— Start Exercise data —
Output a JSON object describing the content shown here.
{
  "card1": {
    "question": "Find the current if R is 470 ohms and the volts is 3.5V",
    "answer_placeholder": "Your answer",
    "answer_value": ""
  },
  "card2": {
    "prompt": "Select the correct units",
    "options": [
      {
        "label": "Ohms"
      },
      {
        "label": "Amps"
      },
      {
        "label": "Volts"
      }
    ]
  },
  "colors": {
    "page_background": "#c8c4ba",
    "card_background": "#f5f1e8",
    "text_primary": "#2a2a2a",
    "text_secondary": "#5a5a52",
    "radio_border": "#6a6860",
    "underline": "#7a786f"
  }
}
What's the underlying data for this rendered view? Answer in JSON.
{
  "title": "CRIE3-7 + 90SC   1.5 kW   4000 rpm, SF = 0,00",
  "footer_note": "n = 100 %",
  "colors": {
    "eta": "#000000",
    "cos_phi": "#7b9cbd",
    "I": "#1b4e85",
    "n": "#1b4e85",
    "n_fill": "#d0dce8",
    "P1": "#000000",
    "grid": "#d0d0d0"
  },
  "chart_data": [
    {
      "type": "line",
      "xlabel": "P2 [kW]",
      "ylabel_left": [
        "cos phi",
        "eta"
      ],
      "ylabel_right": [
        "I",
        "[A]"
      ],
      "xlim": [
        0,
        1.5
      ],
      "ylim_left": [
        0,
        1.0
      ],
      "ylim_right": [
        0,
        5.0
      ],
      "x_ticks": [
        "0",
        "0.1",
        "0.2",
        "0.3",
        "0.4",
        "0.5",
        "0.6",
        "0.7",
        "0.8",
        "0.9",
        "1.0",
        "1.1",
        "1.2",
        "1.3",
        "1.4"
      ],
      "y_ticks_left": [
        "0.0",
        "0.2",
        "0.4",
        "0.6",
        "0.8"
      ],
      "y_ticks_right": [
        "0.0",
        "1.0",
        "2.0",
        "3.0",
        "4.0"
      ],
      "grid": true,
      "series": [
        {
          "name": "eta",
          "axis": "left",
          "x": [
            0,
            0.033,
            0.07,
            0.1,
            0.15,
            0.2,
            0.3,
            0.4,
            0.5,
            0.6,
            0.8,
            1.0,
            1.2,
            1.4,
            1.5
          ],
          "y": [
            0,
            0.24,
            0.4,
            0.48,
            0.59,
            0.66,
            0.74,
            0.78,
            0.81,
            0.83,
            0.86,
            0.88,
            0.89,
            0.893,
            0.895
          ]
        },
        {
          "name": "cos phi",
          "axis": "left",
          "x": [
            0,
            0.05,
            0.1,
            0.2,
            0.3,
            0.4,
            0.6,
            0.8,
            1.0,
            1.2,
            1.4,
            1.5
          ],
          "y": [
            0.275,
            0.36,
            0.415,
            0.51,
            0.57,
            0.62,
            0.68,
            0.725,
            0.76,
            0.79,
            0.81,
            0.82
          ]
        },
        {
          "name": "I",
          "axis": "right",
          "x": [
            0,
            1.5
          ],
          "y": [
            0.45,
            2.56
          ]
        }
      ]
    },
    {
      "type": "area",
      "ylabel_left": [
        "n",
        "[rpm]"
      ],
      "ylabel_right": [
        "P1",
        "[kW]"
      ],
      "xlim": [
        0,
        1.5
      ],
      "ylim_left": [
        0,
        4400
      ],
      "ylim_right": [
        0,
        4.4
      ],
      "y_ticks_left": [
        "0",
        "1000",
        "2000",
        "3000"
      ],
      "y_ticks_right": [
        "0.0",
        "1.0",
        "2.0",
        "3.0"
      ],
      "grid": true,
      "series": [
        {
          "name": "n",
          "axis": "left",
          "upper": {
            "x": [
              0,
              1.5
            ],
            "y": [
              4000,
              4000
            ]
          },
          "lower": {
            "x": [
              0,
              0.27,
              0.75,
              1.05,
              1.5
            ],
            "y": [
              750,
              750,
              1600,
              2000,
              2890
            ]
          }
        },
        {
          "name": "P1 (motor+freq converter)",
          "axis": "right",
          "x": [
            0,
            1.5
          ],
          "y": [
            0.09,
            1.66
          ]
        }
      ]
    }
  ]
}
— End Exercise data —
* Work to complete: How many lines of these entries contain "JSON"? Answer with the number and nothing else.

* Correct answer: 2